→ **GIVEN PROBLEM**: A line counts if it contains the word "color" at least once. State how many such lines the records contain, giving the number alone.

→ **Records from a dataset**:
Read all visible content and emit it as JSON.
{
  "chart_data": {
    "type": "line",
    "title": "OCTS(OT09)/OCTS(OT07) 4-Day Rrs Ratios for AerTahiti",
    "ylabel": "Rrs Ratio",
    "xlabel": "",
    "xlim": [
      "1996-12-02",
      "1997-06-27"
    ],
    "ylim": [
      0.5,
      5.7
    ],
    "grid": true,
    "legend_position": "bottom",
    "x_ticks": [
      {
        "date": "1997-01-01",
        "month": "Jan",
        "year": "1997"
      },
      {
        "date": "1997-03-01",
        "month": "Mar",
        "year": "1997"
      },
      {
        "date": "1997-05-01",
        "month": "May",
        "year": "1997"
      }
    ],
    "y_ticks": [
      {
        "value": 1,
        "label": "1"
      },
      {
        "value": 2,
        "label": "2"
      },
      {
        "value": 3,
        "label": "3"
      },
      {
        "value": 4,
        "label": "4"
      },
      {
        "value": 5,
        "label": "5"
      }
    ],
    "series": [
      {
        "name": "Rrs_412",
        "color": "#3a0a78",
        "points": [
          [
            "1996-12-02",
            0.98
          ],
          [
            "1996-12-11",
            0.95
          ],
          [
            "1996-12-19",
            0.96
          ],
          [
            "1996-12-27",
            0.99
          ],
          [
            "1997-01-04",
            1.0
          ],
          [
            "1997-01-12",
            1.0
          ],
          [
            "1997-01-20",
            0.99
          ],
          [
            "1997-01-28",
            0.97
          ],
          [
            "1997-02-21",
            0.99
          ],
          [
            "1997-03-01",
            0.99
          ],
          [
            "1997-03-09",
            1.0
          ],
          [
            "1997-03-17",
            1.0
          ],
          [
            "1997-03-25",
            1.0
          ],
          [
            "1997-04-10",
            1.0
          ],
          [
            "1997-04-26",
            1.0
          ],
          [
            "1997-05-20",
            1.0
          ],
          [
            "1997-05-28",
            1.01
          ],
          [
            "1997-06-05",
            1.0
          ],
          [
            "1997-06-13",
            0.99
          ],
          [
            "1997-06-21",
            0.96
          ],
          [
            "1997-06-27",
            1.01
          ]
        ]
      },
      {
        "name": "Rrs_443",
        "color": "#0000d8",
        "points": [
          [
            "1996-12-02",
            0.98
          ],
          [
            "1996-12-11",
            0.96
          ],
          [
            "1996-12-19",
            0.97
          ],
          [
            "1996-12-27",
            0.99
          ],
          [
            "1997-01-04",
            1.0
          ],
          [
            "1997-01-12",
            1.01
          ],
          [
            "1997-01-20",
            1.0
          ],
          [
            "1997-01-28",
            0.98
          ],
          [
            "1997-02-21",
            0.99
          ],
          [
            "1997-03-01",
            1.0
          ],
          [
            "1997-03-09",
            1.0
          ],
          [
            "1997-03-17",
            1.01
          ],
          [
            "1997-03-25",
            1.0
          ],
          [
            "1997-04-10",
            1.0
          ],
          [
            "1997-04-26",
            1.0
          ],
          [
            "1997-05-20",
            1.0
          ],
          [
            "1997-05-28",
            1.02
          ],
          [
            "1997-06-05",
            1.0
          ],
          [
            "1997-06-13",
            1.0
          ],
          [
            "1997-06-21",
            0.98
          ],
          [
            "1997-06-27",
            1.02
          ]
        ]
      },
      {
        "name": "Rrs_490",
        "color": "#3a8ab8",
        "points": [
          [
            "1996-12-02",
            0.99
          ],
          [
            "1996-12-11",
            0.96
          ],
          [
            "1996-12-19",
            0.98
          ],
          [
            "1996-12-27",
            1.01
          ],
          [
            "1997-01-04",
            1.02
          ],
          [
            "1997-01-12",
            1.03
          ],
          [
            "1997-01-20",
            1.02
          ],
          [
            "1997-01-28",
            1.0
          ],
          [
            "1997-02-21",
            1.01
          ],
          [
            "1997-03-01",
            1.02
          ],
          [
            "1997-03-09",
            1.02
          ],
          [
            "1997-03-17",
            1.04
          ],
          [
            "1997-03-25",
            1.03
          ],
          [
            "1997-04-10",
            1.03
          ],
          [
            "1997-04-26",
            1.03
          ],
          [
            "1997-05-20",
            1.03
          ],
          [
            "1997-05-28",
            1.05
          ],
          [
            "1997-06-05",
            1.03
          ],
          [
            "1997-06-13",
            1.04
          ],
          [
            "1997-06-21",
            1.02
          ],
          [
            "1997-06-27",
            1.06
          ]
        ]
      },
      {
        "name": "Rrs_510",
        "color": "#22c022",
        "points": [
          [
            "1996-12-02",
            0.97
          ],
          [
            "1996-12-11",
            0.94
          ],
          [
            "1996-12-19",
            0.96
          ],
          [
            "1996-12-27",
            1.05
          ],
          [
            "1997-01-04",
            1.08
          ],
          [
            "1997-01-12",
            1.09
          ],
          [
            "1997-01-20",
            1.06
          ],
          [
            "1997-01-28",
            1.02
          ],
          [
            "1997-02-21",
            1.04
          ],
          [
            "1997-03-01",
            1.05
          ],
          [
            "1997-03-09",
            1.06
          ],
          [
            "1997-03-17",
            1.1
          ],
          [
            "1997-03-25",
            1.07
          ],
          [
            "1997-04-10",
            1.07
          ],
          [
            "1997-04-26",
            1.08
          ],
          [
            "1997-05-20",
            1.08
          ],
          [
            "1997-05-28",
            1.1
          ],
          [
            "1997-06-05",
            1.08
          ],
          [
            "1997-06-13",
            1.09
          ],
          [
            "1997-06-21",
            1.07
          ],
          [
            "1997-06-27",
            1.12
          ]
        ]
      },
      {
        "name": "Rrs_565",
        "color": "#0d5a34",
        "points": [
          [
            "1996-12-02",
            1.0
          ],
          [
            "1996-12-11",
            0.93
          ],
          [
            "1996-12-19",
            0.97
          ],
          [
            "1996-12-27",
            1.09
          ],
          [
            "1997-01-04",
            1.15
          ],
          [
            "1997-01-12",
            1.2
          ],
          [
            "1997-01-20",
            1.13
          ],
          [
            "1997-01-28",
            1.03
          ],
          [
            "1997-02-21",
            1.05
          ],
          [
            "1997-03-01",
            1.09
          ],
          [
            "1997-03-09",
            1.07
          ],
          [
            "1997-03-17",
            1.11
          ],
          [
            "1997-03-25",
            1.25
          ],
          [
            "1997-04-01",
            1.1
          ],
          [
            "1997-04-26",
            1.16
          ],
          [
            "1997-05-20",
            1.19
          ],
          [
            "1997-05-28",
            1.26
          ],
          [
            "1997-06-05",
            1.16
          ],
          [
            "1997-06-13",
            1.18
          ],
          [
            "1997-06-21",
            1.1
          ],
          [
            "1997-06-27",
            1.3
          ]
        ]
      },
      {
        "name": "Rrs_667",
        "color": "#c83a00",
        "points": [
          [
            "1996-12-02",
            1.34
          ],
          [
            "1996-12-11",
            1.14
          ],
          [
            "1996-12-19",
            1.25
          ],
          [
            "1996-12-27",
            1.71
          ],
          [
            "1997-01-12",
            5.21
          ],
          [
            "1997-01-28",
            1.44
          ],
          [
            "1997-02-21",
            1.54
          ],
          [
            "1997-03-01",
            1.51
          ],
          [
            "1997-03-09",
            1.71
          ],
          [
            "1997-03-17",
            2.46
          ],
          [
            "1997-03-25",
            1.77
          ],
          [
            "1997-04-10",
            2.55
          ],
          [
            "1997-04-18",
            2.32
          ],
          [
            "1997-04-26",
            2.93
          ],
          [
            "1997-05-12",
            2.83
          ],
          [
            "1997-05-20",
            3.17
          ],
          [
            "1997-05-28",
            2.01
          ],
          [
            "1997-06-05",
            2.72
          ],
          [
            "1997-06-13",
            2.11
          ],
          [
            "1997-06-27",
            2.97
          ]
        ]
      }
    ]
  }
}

→ **COMPLETE ANSWER**: 6